--- start Material supplied ---

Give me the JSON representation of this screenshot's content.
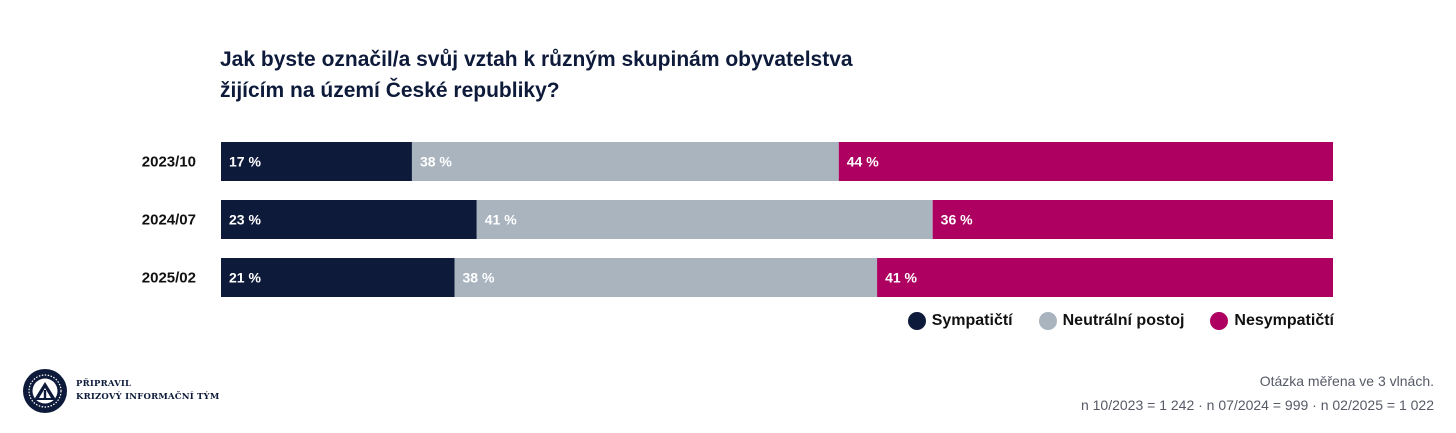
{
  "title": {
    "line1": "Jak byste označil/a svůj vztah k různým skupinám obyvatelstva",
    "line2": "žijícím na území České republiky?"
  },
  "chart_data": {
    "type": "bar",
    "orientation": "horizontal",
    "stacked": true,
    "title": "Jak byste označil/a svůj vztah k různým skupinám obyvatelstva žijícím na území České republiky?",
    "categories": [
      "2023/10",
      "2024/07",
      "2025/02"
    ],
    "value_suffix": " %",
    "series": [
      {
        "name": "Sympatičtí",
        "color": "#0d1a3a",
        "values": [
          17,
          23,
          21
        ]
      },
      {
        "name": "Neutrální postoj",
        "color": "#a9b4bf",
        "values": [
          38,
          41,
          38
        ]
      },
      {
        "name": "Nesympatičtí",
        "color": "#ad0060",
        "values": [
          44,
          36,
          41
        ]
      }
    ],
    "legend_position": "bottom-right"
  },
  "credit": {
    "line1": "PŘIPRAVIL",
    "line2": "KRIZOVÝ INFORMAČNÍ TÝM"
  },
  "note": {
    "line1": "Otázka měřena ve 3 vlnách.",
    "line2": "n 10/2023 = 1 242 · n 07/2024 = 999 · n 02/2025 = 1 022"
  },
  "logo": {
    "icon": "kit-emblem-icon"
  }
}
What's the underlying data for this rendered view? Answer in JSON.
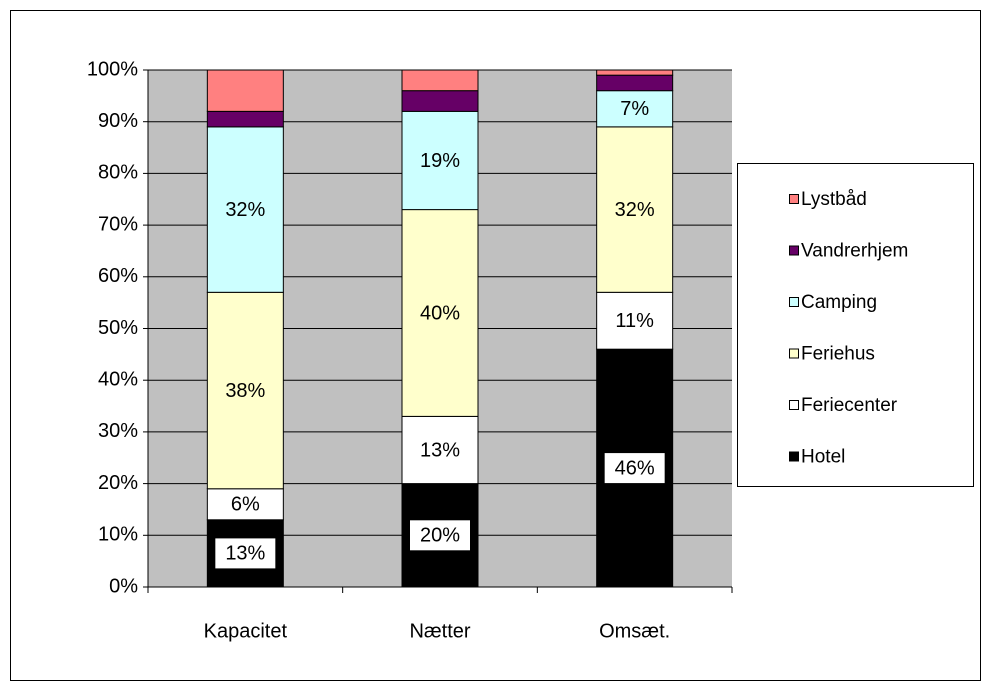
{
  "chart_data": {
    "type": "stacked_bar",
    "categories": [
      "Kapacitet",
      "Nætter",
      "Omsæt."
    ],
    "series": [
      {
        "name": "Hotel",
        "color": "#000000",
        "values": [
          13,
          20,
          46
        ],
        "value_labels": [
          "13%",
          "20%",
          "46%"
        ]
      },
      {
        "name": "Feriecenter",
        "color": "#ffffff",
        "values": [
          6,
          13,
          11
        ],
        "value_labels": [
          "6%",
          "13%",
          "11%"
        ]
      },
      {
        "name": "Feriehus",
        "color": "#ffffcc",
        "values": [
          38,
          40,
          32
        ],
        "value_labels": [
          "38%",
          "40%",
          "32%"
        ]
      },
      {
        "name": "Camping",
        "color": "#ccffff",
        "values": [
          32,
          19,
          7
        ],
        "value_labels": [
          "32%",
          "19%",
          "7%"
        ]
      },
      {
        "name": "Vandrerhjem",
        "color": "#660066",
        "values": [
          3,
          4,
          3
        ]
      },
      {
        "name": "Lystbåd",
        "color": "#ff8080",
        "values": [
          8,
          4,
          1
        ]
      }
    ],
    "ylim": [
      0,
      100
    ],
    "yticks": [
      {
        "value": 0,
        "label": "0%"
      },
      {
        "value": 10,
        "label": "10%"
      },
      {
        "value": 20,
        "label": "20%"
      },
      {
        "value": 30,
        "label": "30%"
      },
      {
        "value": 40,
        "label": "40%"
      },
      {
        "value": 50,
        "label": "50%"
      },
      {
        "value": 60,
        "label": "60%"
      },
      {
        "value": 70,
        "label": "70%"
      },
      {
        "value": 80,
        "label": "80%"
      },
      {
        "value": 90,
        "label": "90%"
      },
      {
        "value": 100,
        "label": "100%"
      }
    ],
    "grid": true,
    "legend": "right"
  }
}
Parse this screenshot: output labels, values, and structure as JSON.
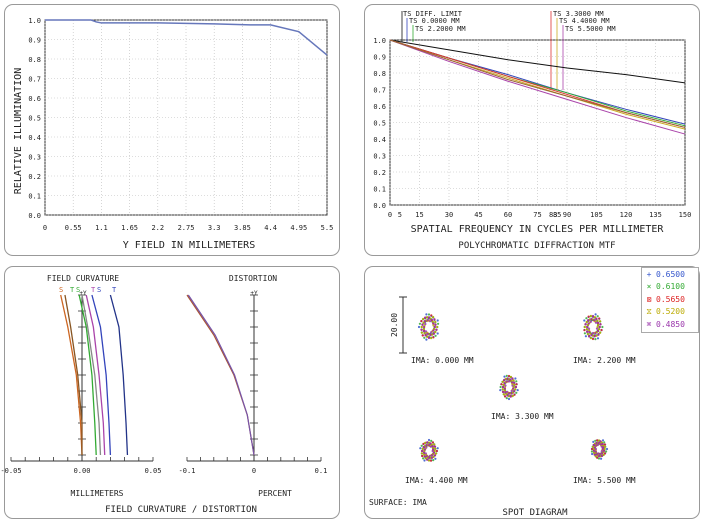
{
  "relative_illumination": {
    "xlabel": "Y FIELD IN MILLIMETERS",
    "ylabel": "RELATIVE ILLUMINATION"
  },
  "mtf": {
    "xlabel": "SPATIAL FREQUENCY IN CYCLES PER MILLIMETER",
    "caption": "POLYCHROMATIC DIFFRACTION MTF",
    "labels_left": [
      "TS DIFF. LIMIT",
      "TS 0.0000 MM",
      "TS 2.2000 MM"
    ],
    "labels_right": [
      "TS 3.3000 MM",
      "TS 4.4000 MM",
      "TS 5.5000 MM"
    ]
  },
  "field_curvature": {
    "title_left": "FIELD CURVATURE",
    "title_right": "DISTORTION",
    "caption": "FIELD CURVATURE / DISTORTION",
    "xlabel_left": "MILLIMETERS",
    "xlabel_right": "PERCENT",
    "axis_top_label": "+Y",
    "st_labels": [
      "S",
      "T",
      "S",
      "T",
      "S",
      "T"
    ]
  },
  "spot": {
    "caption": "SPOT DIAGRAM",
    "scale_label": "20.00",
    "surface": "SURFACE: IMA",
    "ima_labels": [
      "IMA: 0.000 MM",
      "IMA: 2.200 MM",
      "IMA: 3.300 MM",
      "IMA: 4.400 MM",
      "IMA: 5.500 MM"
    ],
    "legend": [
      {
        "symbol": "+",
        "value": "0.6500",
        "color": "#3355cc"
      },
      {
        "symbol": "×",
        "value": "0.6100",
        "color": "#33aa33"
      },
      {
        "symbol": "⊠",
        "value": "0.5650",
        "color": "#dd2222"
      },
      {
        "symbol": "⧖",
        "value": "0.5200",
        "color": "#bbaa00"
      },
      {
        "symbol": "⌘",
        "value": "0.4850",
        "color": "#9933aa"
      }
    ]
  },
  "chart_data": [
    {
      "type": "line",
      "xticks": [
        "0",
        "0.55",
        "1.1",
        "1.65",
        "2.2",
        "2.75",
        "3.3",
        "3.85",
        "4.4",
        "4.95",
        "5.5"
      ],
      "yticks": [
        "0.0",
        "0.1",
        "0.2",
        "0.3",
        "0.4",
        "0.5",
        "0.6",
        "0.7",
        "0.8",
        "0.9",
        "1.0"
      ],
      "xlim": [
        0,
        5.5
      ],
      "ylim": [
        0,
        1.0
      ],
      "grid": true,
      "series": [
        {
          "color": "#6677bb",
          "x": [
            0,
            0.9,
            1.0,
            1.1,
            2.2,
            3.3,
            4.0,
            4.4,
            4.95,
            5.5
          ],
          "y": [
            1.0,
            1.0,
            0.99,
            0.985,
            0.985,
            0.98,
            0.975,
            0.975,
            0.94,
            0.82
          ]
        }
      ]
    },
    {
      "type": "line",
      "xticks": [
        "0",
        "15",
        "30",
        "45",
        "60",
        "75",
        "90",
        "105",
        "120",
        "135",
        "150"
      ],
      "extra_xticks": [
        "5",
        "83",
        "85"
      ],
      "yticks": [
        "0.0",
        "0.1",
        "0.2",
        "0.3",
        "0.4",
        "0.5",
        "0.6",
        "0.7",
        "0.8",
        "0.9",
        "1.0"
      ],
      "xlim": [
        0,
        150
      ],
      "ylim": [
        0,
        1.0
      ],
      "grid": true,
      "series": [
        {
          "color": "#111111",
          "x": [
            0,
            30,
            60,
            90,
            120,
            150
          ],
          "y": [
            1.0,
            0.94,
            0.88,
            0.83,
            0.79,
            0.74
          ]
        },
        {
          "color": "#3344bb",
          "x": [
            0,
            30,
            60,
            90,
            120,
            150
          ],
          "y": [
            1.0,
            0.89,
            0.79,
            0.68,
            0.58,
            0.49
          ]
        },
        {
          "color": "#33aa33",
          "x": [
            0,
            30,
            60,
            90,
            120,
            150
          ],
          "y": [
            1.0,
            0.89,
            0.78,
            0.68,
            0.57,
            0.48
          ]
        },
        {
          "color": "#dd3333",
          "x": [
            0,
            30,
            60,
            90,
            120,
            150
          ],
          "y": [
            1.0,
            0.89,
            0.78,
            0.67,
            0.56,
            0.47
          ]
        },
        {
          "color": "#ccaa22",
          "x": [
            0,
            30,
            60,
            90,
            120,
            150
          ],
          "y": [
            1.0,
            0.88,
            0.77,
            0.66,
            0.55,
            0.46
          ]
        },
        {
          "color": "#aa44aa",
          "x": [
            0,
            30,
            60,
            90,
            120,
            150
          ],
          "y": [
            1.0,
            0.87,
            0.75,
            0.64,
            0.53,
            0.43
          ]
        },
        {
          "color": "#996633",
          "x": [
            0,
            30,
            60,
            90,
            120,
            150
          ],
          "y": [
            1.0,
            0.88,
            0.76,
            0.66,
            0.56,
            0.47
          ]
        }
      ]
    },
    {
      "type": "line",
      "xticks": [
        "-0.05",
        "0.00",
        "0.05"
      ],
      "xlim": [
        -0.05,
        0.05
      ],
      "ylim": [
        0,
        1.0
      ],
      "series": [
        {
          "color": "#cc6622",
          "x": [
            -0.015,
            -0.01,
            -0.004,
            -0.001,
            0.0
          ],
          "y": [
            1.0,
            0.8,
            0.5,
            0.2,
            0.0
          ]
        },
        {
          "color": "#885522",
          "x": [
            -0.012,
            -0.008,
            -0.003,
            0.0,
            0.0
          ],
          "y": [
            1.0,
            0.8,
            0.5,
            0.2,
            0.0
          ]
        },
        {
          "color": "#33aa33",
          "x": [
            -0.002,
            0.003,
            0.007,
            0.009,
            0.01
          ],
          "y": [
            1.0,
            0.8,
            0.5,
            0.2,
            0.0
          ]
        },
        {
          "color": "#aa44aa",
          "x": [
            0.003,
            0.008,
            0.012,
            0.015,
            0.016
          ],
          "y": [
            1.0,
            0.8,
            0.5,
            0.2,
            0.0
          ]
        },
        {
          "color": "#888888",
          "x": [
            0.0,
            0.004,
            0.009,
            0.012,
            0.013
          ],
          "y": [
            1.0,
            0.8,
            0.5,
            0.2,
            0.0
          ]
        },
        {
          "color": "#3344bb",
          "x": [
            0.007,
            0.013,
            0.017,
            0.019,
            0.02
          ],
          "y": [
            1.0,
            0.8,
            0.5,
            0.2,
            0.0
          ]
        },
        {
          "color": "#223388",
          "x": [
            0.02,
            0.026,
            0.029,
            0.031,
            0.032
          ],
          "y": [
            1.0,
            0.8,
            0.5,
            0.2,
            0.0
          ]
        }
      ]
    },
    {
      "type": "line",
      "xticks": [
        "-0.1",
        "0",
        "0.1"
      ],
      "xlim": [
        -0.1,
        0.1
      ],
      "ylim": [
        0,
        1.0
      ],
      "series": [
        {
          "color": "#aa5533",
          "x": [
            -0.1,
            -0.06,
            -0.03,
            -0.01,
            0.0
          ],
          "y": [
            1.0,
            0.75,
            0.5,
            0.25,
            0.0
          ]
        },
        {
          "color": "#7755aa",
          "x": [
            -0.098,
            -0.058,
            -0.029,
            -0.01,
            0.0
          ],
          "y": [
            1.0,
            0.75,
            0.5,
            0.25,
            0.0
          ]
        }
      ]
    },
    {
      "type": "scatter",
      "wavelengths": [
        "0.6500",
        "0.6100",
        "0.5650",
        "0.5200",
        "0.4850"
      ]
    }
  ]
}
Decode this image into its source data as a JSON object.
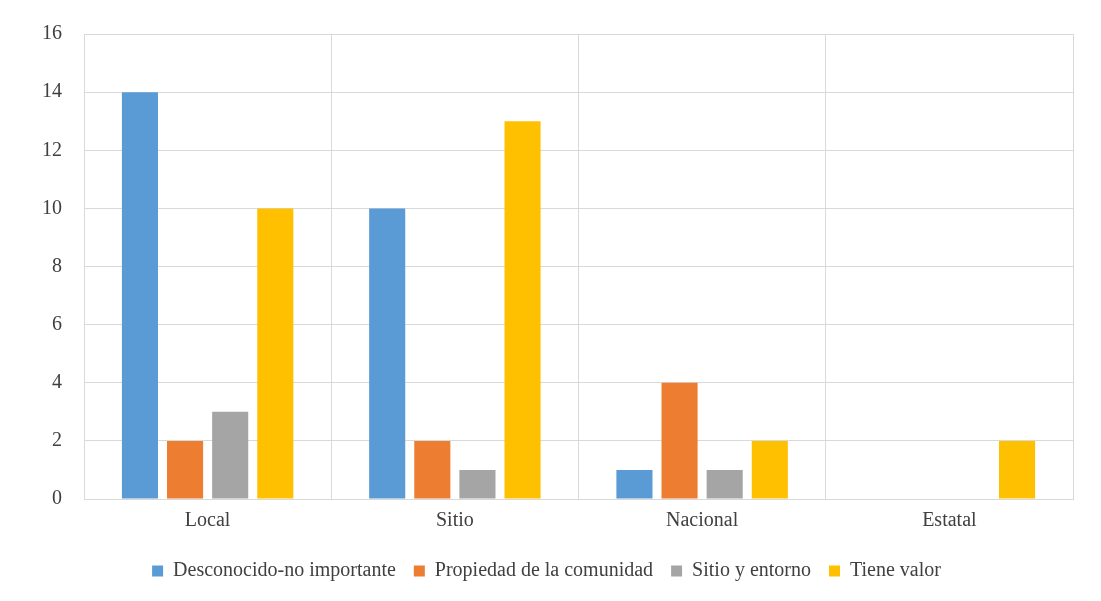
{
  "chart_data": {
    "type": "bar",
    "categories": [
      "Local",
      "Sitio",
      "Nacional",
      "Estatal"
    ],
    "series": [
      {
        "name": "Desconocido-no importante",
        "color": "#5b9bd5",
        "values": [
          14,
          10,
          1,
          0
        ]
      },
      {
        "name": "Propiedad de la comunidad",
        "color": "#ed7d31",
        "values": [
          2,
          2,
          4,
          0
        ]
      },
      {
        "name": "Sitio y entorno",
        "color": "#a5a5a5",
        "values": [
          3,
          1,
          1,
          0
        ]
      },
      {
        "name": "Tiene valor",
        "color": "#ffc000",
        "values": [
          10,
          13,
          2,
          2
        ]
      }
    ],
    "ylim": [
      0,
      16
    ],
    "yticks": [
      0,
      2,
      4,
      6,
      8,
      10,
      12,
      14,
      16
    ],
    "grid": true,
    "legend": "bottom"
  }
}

--- end Material supplied ---

Instruction: Identify and copy all lines with the word "caption".

Expected answer:
    "caption": "POLYCHROMATIC DIFFRACTION MTF",
    "caption": "FIELD CURVATURE / DISTORTION",
    "caption": "SPOT DIAGRAM",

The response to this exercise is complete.